start Text

Causey v. United States, 240 U.S. 399 (1916)

Causey v. United States

No. 197

Argued January 26, 1916

Decided March 6, 1916

240 U.S. 399




The rule that findings of fact concurred in by the master and both courts below should not be disturbed unless clearly erroneous applied in this case to findings that the original entryman had entered into an unlawful agreement and fraud to pass title when acquired to another.

It is immaterial in such a case whether a homestead entry is perfected by five years' residence and cultivation or by commutation and payment of minimum price, as an agreement to obtain the land for another disqualifies the entryman from acquiring the title in either mode.

While there is no controlling statute, and it is therefore essential that a suit in the name of the United States to cancel a homestead patent be brought with the approval of the Attorney General, that objection, in this case, is met by the fact that the United States is represented in this Court by an assistant attorney general and the production of a letter of the Attorney General authorizing the suit.

This Court may infer in the circumstances of this case that the letter was exhibited in the courts below to meet the objection that the case was brought without the sanction of the Attorney General.

The United States, in disposing of its public lands, is not on the same plane as a mere seller of real estate at market value; questions of enforcement of statutes and of public policy are involved in suits to cancel patents, and the rule applicable to private contracts that the vendor seeking to rescind must be ready to return the consideration does not apply to the government in such a suit.

A wrongdoer whose patent to land is cancelled by reason of his own fraud must restore the land and abide the judgment of Congress as to whether the consideration he paid shall be refunded.

The facts, which involve the validity of an entry of and patent for public lands under the homestead laws, are stated in the opinion.

Page 240 U. S. 400

MR. JUSTICE VAN DEVANTER delivered the opinion of the Court.

This is a suit by the United States to recover the title to 157.77 acres of land in Ascension Parish, Louisiana, patented to Powhatan E. Causey and by him transferred to James L. Bradford. While the land was yet public, Causey secured a preliminary homestead entry thereof by taking an oath, as was required, that he had not directly or indirectly made, and would not make, any agreement whereby the title which he might acquire would inure in whole or in part to the benefit of another. After the expiration of fourteen months, he secured a final entry under the commutation provision of the homestead law by presenting proof that he had not sold or contracted to sell any part of the land and by paying therefor in so-called scrip at the rate of $1.25 per acre. Pursuant to the final entry, the land was patented to him, and he transferred it to Bradford. As grounds for the suit, the bill charges that the oath and proof whereby the entries were secured were false in that, when Causey applied for the preliminary entry, he had entered into an agreement with one Wright, a clerk and agent of Bradford, whereby the title, when acquired, was to be passed to the latter; that both entries were made in pursuance of this unlawful agreement and were therefore fraudulent, and that Bradford took the transfer from Causey under the agreement and with full knowledge of the fraud perpetrated upon the government. It also is alleged that, in virtue of an arrangement with Bradford, Causey is claiming an interest in half of the land. With Bradford's

Page 240 U. S. 401

consent, a decree was entered against him. Causey answered, denying the unlawful agreement and fraud, and the suit was referred to a master, who found the facts to be as charged in the bill. The findings were sustained by the district court, which entered a decree against Causey, and the decree was affirmed by the circuit court of appeals. 203 F.1d 22.

end Text

» What to work on:
a - Summarize the Causey v. United States excerpt in two sentences.
b - In the Causey v. United States excerpt, what price per acre did Causey pay for the land at final entry?

start Record set

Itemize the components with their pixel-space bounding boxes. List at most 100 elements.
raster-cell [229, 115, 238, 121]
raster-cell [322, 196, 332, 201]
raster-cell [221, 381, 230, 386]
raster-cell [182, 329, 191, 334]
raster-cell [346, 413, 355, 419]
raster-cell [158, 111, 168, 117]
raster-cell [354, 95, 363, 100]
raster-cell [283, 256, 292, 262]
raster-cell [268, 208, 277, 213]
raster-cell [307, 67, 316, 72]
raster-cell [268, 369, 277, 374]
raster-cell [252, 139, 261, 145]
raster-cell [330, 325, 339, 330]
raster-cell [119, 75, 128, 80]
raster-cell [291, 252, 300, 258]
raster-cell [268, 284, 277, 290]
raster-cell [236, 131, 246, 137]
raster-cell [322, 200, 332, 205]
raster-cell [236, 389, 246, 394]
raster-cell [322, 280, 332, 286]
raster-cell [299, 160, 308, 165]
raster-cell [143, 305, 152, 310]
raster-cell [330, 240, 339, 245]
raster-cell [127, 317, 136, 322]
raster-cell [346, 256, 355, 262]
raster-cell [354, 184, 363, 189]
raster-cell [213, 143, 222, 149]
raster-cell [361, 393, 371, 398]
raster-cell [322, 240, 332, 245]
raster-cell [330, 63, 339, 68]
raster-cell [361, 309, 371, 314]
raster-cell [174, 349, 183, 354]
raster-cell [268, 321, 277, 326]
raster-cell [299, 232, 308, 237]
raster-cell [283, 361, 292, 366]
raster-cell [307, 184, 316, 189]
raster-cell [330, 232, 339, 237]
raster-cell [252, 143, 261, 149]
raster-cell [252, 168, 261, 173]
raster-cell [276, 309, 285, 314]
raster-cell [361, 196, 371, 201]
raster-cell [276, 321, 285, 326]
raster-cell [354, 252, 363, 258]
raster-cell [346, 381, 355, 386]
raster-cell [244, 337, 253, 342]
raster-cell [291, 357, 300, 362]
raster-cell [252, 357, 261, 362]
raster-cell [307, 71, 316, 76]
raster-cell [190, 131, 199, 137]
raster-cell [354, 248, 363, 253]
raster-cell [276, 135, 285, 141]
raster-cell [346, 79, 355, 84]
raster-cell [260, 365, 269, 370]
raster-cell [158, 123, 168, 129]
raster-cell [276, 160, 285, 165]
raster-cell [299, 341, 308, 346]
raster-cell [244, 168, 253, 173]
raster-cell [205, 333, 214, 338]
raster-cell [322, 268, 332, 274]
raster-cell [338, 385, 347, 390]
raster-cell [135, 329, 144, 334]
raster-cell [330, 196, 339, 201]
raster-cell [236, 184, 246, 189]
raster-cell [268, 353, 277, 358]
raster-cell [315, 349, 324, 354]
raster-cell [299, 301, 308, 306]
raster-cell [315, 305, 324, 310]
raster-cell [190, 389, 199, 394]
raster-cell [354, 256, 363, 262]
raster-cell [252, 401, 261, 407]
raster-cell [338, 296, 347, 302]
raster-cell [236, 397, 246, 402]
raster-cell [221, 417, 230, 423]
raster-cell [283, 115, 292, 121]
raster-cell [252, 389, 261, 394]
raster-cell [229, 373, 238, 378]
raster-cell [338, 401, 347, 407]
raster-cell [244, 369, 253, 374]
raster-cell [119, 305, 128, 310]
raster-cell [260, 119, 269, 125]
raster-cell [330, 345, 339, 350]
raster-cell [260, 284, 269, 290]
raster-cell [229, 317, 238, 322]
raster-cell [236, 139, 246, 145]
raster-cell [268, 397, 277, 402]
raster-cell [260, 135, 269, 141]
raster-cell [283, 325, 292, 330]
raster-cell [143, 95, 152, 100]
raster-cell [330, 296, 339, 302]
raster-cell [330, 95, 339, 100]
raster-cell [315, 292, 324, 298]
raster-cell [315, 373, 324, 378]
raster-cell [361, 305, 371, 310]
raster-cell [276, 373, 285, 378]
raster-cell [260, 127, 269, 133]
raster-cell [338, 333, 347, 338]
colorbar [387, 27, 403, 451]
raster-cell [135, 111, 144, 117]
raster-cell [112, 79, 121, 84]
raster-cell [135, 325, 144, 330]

end Record set

» Answers in order:
a - The United States sued to recover 157.77 acres in Ascension Parish, Louisiana, patented to Powhatan E. Causey under the homestead law and transferred by him to James L. Bradford, charging that Causey's oath and proof were false because he had agreed beforehand, through Bradford's agent Wright, to pass the title to Bradford. A master found the facts to be as charged, the district court sustained those findings and entered a decree against Causey, and the circuit court of appeals affirmed.

b - $1.25 per acre, paid in scrip.